### Requirement
In the entries below, identify every line with the string "among" and copy it.

╭──

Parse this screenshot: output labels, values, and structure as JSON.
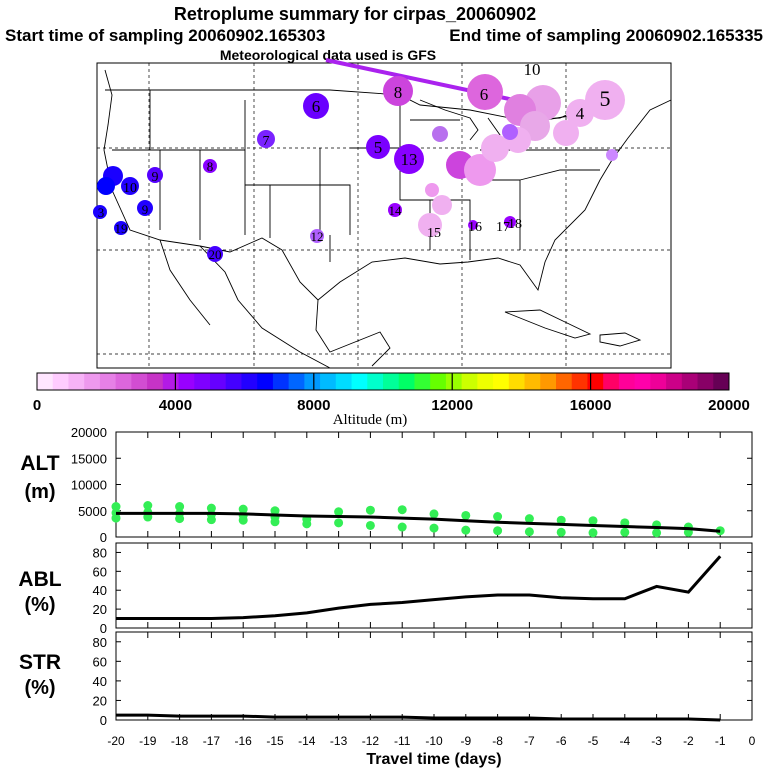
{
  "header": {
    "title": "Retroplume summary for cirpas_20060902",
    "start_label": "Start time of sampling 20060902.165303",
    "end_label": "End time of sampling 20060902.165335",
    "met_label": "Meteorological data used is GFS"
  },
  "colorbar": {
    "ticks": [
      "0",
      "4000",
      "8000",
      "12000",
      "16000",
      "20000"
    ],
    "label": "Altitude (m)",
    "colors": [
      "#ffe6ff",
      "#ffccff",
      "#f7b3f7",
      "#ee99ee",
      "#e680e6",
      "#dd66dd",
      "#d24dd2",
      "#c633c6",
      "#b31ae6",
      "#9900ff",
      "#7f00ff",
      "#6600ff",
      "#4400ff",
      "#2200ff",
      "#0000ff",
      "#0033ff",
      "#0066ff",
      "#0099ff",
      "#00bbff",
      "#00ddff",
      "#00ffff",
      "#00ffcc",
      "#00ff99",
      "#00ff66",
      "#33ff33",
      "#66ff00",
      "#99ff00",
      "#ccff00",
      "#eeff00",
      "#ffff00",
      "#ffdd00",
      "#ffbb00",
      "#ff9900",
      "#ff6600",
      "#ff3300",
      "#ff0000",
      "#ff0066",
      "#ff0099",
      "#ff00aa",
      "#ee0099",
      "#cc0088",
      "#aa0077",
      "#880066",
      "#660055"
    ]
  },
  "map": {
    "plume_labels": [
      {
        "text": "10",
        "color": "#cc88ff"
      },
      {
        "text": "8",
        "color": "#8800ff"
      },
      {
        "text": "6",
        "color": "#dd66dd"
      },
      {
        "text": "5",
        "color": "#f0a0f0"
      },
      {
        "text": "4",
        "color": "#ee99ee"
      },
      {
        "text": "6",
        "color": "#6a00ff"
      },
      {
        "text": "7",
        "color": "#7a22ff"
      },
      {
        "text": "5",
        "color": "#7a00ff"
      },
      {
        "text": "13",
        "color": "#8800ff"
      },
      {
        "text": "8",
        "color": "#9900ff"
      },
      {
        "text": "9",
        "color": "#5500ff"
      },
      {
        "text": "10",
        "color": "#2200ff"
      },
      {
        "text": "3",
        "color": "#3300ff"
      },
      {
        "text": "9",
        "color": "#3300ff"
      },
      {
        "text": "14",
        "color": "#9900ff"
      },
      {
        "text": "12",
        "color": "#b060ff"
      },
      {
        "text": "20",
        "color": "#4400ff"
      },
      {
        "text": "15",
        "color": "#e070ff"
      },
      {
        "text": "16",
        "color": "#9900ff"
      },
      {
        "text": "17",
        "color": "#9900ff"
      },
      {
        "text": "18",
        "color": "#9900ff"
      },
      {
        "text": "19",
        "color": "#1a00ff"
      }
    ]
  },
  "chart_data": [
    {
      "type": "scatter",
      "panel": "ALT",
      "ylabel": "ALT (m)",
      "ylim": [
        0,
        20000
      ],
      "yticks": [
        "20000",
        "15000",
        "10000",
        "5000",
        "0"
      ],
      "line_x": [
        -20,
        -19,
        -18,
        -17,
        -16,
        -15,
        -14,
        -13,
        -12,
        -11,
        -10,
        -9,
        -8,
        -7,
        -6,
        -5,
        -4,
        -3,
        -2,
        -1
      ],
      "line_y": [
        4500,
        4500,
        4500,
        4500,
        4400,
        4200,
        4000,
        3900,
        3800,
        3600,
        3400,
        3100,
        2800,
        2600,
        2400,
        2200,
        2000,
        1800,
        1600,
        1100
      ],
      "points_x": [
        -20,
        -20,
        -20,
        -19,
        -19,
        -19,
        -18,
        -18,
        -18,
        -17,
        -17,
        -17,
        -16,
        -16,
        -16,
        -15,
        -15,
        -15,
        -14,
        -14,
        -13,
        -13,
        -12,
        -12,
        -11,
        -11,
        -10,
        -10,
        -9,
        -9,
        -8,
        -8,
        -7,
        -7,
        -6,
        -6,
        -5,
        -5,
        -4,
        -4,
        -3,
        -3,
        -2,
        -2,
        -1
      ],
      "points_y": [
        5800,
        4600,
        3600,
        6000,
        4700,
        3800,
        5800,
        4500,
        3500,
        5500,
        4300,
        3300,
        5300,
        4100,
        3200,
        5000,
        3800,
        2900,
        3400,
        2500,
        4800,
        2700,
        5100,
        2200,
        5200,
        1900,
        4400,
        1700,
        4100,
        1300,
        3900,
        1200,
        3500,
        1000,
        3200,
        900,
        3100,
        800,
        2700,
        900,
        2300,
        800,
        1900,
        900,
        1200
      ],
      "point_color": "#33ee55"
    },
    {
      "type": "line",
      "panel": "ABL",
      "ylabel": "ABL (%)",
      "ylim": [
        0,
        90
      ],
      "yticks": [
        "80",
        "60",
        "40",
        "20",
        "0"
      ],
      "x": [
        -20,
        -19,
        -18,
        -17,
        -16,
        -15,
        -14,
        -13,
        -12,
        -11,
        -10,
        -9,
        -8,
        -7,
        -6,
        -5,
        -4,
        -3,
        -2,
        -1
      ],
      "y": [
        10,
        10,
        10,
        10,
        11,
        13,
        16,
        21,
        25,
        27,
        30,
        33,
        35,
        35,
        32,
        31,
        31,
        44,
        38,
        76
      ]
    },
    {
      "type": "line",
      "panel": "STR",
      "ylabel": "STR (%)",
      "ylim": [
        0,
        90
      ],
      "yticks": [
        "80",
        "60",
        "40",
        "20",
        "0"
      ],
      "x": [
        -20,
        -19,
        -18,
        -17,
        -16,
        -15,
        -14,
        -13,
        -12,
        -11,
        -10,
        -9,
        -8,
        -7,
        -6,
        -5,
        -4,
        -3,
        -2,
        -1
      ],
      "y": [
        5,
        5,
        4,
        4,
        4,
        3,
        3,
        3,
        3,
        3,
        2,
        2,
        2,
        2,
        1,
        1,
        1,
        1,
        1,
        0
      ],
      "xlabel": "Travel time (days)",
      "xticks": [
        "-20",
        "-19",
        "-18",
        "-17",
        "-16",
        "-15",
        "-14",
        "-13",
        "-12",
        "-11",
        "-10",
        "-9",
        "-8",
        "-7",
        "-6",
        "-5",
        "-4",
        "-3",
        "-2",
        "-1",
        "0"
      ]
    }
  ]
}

╰──
╭──

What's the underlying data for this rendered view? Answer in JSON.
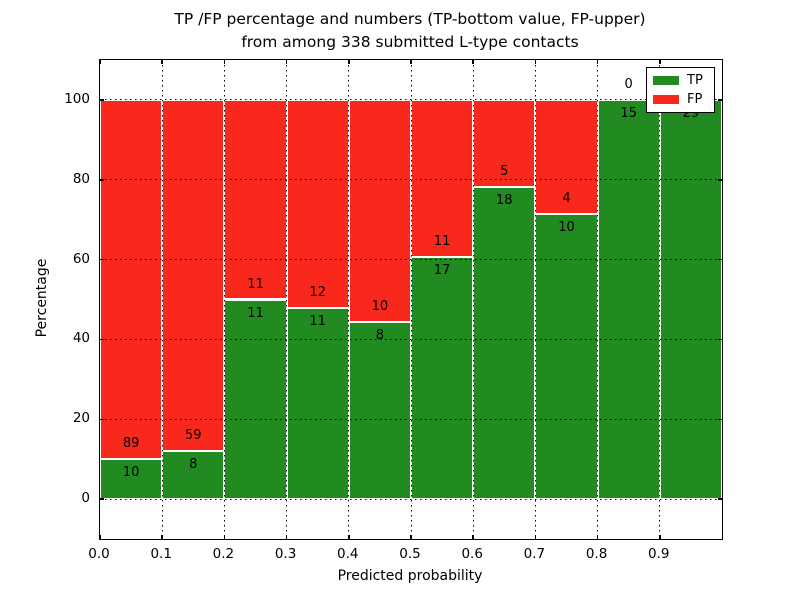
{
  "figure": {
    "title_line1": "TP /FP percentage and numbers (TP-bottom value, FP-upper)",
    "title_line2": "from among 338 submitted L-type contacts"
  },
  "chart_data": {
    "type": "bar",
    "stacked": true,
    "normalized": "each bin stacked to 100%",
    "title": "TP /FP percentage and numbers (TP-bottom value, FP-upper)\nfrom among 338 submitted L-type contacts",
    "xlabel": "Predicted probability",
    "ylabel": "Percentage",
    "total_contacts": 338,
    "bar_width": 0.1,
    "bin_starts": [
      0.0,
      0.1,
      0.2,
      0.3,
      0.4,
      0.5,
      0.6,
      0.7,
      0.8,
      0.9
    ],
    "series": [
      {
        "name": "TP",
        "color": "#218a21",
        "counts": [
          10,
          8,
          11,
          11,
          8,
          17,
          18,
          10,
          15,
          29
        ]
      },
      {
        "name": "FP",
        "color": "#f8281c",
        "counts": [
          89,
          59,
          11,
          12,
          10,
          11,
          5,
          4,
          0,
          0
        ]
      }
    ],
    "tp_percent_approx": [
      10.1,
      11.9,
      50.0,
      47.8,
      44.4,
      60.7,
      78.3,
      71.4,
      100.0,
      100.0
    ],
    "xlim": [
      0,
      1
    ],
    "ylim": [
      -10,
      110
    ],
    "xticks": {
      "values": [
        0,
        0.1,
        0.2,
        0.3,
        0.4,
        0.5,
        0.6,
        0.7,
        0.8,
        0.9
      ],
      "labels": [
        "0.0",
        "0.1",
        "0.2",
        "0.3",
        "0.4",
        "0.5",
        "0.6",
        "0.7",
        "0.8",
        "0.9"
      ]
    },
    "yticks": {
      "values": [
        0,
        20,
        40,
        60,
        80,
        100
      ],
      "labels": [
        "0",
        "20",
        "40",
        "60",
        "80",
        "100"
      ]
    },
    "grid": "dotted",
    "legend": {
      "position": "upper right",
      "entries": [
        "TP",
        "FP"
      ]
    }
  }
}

╰──
╭──

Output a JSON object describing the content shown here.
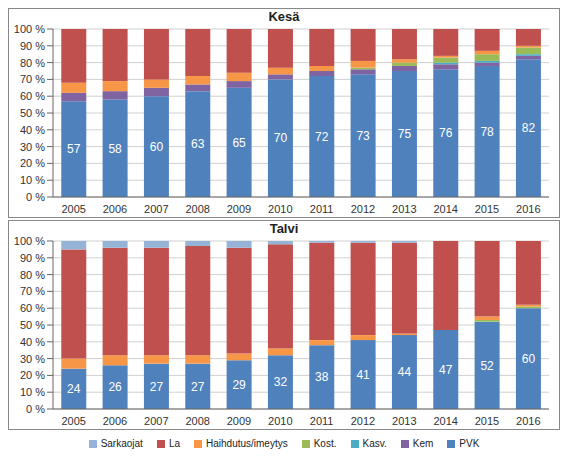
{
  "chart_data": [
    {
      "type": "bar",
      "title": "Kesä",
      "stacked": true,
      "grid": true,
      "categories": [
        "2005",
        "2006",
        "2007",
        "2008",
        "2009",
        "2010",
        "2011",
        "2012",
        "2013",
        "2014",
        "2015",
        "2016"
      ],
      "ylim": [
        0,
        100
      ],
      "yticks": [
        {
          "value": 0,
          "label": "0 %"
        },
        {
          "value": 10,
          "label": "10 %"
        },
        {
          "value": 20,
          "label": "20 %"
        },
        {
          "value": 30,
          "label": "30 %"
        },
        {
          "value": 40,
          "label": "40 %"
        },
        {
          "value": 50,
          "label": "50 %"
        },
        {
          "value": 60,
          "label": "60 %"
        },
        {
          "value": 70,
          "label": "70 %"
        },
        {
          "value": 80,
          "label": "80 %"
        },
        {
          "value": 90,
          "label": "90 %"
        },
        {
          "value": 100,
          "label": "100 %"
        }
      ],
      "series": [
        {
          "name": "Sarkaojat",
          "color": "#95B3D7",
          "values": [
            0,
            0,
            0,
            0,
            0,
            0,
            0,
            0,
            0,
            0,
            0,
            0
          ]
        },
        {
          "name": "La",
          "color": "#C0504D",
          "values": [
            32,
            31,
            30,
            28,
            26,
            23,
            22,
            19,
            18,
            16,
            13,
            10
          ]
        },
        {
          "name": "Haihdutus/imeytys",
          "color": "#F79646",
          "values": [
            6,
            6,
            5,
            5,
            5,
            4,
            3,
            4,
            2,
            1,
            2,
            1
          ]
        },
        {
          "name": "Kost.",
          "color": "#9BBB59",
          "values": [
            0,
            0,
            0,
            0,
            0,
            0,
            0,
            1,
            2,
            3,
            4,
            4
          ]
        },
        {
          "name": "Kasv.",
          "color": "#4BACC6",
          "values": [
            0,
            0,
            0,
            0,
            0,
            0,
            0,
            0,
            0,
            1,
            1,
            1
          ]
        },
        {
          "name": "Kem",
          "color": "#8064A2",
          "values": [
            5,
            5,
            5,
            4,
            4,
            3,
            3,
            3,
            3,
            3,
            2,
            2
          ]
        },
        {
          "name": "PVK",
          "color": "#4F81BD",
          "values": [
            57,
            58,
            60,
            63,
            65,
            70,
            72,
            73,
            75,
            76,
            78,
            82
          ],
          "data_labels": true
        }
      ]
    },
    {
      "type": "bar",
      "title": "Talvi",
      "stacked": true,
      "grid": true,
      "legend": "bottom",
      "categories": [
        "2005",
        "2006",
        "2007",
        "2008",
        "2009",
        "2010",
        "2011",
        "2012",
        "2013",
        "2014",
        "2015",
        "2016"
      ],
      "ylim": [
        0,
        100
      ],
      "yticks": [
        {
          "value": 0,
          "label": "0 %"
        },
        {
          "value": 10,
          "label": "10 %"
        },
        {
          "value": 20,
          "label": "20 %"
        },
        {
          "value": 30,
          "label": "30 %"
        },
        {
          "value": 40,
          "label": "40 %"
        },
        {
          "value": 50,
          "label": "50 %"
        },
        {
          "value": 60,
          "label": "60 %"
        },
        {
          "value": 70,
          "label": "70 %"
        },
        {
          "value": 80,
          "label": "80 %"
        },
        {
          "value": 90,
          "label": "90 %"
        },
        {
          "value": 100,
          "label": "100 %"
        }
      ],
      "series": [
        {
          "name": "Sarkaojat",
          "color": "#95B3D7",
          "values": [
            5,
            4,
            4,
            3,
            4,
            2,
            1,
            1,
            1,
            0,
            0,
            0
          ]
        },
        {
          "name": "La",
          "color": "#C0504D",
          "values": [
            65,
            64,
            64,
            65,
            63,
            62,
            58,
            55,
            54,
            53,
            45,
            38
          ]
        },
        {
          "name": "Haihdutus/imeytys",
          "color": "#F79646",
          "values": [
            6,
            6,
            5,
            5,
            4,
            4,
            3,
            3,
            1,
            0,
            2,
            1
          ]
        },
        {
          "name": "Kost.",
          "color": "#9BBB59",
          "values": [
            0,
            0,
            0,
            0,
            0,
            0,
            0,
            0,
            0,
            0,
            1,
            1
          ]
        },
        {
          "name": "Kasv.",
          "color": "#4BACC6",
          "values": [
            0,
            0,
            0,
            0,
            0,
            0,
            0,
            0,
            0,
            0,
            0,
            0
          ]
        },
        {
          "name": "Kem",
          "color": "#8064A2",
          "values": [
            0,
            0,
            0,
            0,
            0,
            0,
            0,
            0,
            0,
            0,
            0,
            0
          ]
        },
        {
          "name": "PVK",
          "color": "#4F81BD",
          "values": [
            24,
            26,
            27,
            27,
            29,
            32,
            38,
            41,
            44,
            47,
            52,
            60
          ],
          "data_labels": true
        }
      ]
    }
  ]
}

╰──

### Exercise result
    "title_line2": "from among 338 submitted L-type contacts"
    "title": "TP /FP percentage and numbers (TP-bottom value, FP-upper)\nfrom among 338 submitted L-type contacts",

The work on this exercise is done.